> [WHAT IS BEING ASKED]
Search the data below for the word "mitokondriális" and report how many lines contain it. Nothing but the number is needed.

Records excerpted from a collection:

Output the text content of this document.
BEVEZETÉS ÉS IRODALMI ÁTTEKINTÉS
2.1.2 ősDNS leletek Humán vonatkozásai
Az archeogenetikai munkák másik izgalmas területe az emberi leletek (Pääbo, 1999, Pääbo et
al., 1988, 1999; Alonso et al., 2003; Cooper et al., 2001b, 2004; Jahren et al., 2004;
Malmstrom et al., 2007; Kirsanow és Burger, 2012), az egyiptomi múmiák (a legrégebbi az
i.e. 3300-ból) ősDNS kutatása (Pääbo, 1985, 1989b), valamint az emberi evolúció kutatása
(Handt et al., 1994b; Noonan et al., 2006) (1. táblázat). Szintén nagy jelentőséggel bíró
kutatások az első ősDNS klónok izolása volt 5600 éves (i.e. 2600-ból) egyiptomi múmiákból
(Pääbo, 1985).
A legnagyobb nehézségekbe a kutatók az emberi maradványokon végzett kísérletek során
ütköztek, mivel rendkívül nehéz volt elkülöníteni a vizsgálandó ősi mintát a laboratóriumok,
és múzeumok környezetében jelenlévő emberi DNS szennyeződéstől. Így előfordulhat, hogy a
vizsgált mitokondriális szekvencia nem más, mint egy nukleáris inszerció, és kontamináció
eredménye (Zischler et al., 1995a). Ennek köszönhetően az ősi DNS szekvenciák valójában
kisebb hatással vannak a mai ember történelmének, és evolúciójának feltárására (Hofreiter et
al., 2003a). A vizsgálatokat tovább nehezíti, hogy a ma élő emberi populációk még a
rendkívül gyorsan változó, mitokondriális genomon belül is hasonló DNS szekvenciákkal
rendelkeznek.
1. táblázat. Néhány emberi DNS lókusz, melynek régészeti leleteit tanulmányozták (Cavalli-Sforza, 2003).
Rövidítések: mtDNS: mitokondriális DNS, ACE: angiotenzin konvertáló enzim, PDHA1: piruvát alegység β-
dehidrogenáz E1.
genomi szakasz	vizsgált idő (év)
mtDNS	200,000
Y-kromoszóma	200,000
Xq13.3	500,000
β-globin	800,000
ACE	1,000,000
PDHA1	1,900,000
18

> [RESPONSE]
3